Work instructions: Reproduce the lines below with each "Ni foil" swapped for "Nickel foil", keeping every other character unchanged.

Records for the exercise:
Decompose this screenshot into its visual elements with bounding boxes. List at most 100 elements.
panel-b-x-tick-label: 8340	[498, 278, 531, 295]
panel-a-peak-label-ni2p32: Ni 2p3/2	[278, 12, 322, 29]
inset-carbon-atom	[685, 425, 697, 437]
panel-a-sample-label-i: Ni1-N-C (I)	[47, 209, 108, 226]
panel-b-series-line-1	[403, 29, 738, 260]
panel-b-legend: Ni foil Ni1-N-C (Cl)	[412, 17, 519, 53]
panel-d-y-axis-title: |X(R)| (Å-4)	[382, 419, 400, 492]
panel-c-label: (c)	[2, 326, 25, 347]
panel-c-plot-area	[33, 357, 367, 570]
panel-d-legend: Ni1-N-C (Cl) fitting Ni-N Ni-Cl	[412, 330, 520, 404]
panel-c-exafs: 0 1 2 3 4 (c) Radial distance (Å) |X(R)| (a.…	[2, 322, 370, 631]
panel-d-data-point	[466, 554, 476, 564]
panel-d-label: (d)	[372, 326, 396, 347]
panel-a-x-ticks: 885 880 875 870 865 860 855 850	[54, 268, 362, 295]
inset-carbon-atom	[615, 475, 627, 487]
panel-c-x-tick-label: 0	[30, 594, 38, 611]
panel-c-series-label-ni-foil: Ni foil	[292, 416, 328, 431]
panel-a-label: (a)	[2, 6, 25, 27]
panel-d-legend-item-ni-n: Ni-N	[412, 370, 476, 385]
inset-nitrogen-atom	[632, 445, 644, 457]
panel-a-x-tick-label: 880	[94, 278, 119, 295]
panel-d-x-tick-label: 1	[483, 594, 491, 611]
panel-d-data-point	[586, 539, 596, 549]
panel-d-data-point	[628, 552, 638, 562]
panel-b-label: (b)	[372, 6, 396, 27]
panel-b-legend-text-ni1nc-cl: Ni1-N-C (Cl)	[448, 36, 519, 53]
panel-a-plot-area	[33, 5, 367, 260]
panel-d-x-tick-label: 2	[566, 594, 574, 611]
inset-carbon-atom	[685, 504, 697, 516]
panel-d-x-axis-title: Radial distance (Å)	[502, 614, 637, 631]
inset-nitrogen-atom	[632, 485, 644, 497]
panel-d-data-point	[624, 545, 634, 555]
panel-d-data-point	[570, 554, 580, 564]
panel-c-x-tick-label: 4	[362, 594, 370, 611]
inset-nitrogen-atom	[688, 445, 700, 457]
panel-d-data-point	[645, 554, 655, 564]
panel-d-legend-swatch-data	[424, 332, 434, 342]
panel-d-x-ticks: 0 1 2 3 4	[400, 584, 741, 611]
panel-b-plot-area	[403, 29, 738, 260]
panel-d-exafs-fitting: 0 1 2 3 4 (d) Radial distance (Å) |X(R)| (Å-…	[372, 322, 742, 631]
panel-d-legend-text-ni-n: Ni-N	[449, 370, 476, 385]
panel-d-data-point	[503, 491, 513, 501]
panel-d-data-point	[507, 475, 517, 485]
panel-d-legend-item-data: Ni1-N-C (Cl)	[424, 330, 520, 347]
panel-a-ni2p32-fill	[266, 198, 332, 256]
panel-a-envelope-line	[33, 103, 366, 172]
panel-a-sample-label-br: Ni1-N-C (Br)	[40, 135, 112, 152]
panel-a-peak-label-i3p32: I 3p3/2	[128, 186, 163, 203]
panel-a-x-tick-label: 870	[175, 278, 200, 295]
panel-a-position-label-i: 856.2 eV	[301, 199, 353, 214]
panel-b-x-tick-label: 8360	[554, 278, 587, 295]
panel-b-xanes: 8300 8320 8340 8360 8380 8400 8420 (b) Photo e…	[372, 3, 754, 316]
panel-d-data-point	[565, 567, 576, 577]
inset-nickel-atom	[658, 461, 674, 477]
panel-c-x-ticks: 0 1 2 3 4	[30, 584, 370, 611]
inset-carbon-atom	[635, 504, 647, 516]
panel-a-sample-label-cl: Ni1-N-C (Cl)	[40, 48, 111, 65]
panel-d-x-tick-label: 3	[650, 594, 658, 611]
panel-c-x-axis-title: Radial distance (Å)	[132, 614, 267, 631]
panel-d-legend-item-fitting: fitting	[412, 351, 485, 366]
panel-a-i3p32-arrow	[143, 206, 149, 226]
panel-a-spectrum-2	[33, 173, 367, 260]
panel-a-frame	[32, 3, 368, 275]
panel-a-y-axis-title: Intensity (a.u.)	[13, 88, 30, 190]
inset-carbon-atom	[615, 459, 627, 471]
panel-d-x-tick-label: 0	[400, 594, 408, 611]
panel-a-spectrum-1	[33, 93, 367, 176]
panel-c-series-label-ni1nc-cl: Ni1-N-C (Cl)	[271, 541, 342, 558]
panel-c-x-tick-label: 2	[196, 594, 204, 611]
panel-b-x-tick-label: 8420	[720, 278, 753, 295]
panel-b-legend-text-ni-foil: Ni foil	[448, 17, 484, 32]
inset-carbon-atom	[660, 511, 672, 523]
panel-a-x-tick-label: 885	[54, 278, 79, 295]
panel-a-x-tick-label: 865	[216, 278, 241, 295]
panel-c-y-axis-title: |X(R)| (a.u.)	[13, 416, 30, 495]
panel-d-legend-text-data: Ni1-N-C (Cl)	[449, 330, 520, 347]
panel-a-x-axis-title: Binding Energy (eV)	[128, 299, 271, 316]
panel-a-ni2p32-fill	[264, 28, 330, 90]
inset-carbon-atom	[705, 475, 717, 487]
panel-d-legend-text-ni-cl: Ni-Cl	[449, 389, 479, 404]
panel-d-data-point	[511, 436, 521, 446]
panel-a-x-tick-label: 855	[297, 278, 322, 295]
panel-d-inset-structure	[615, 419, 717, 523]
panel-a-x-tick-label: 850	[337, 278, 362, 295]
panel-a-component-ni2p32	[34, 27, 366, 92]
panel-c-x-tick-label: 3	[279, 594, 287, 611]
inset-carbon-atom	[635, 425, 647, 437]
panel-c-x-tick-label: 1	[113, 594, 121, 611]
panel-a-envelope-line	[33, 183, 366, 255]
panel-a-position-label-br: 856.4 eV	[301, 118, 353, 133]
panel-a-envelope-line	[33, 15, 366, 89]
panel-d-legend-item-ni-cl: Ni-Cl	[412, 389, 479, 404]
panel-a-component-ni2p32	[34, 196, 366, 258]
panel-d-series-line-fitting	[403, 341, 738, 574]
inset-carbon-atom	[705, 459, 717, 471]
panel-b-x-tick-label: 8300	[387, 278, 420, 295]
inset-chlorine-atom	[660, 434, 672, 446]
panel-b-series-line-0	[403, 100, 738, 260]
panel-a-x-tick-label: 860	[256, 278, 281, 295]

Exercise answer:
Decompose this screenshot into its visual elements with bounding boxes. List at most 100 elements.
panel-b-x-tick-label: 8340	[498, 278, 531, 295]
panel-a-peak-label-ni2p32: Ni 2p3/2	[278, 12, 322, 29]
inset-carbon-atom	[685, 425, 697, 437]
panel-a-sample-label-i: Ni1-N-C (I)	[47, 209, 108, 226]
panel-b-series-line-1	[403, 29, 738, 260]
panel-b-legend: Nickel foil Ni1-N-C (Cl)	[412, 17, 519, 53]
panel-d-y-axis-title: |X(R)| (Å-4)	[382, 419, 400, 492]
panel-c-label: (c)	[2, 326, 25, 347]
panel-c-plot-area	[33, 357, 367, 570]
panel-d-legend: Ni1-N-C (Cl) fitting Ni-N Ni-Cl	[412, 330, 520, 404]
panel-c-exafs: 0 1 2 3 4 (c) Radial distance (Å) |X(R)| (a.…	[2, 322, 370, 631]
panel-d-data-point	[466, 554, 476, 564]
panel-d-label: (d)	[372, 326, 396, 347]
panel-a-x-ticks: 885 880 875 870 865 860 855 850	[54, 268, 362, 295]
inset-carbon-atom	[615, 475, 627, 487]
panel-c-x-tick-label: 0	[30, 594, 38, 611]
panel-c-series-label-ni-foil: Nickel foil	[292, 416, 328, 431]
panel-a-label: (a)	[2, 6, 25, 27]
panel-d-legend-item-ni-n: Ni-N	[412, 370, 476, 385]
inset-nitrogen-atom	[632, 445, 644, 457]
panel-a-x-tick-label: 880	[94, 278, 119, 295]
panel-d-x-tick-label: 1	[483, 594, 491, 611]
panel-d-data-point	[586, 539, 596, 549]
panel-d-data-point	[628, 552, 638, 562]
panel-b-label: (b)	[372, 6, 396, 27]
panel-b-legend-text-ni1nc-cl: Ni1-N-C (Cl)	[448, 36, 519, 53]
panel-a-plot-area	[33, 5, 367, 260]
panel-d-x-tick-label: 2	[566, 594, 574, 611]
inset-carbon-atom	[685, 504, 697, 516]
panel-d-x-axis-title: Radial distance (Å)	[502, 614, 637, 631]
inset-nitrogen-atom	[632, 485, 644, 497]
panel-d-data-point	[624, 545, 634, 555]
panel-d-data-point	[570, 554, 580, 564]
panel-c-x-tick-label: 4	[362, 594, 370, 611]
inset-nitrogen-atom	[688, 445, 700, 457]
panel-d-data-point	[645, 554, 655, 564]
panel-d-legend-swatch-data	[424, 332, 434, 342]
panel-d-x-ticks: 0 1 2 3 4	[400, 584, 741, 611]
panel-b-plot-area	[403, 29, 738, 260]
panel-d-exafs-fitting: 0 1 2 3 4 (d) Radial distance (Å) |X(R)| (Å-…	[372, 322, 742, 631]
panel-d-legend-text-ni-n: Ni-N	[449, 370, 476, 385]
panel-d-data-point	[503, 491, 513, 501]
panel-d-data-point	[507, 475, 517, 485]
panel-d-legend-item-data: Ni1-N-C (Cl)	[424, 330, 520, 347]
panel-a-ni2p32-fill	[266, 198, 332, 256]
panel-a-envelope-line	[33, 103, 366, 172]
panel-a-sample-label-br: Ni1-N-C (Br)	[40, 135, 112, 152]
panel-a-peak-label-i3p32: I 3p3/2	[128, 186, 163, 203]
panel-a-x-tick-label: 870	[175, 278, 200, 295]
panel-a-position-label-i: 856.2 eV	[301, 199, 353, 214]
panel-b-x-tick-label: 8360	[554, 278, 587, 295]
panel-b-xanes: 8300 8320 8340 8360 8380 8400 8420 (b) Photo e…	[372, 3, 754, 316]
panel-d-data-point	[565, 567, 576, 577]
inset-nickel-atom	[658, 461, 674, 477]
panel-c-x-ticks: 0 1 2 3 4	[30, 584, 370, 611]
inset-carbon-atom	[635, 504, 647, 516]
panel-a-sample-label-cl: Ni1-N-C (Cl)	[40, 48, 111, 65]
panel-d-x-tick-label: 3	[650, 594, 658, 611]
panel-c-x-axis-title: Radial distance (Å)	[132, 614, 267, 631]
panel-d-legend-item-fitting: fitting	[412, 351, 485, 366]
panel-a-i3p32-arrow	[143, 206, 149, 226]
panel-a-spectrum-2	[33, 173, 367, 260]
panel-a-frame	[32, 3, 368, 275]
panel-a-y-axis-title: Intensity (a.u.)	[13, 88, 30, 190]
inset-carbon-atom	[615, 459, 627, 471]
panel-d-x-tick-label: 0	[400, 594, 408, 611]
panel-a-spectrum-1	[33, 93, 367, 176]
panel-c-series-label-ni1nc-cl: Ni1-N-C (Cl)	[271, 541, 342, 558]
panel-c-x-tick-label: 2	[196, 594, 204, 611]
panel-b-x-tick-label: 8420	[720, 278, 753, 295]
panel-b-legend-text-ni-foil: Nickel foil	[448, 17, 484, 32]
inset-carbon-atom	[660, 511, 672, 523]
panel-a-x-tick-label: 885	[54, 278, 79, 295]
panel-a-x-tick-label: 865	[216, 278, 241, 295]
panel-c-y-axis-title: |X(R)| (a.u.)	[13, 416, 30, 495]
panel-d-legend-text-data: Ni1-N-C (Cl)	[449, 330, 520, 347]
panel-a-x-axis-title: Binding Energy (eV)	[128, 299, 271, 316]
panel-a-ni2p32-fill	[264, 28, 330, 90]
inset-carbon-atom	[705, 475, 717, 487]
panel-d-legend-text-ni-cl: Ni-Cl	[449, 389, 479, 404]
panel-d-data-point	[511, 436, 521, 446]
panel-a-x-tick-label: 855	[297, 278, 322, 295]
panel-d-inset-structure	[615, 419, 717, 523]
panel-a-x-tick-label: 850	[337, 278, 362, 295]
panel-a-component-ni2p32	[34, 27, 366, 92]
panel-c-x-tick-label: 3	[279, 594, 287, 611]
inset-carbon-atom	[635, 425, 647, 437]
panel-c-x-tick-label: 1	[113, 594, 121, 611]
panel-a-envelope-line	[33, 183, 366, 255]
panel-a-position-label-br: 856.4 eV	[301, 118, 353, 133]
panel-a-envelope-line	[33, 15, 366, 89]
panel-d-legend-item-ni-cl: Ni-Cl	[412, 389, 479, 404]
panel-a-component-ni2p32	[34, 196, 366, 258]
panel-d-series-line-fitting	[403, 341, 738, 574]
inset-carbon-atom	[705, 459, 717, 471]
panel-b-x-tick-label: 8300	[387, 278, 420, 295]
inset-chlorine-atom	[660, 434, 672, 446]
panel-b-series-line-0	[403, 100, 738, 260]
panel-a-x-tick-label: 860	[256, 278, 281, 295]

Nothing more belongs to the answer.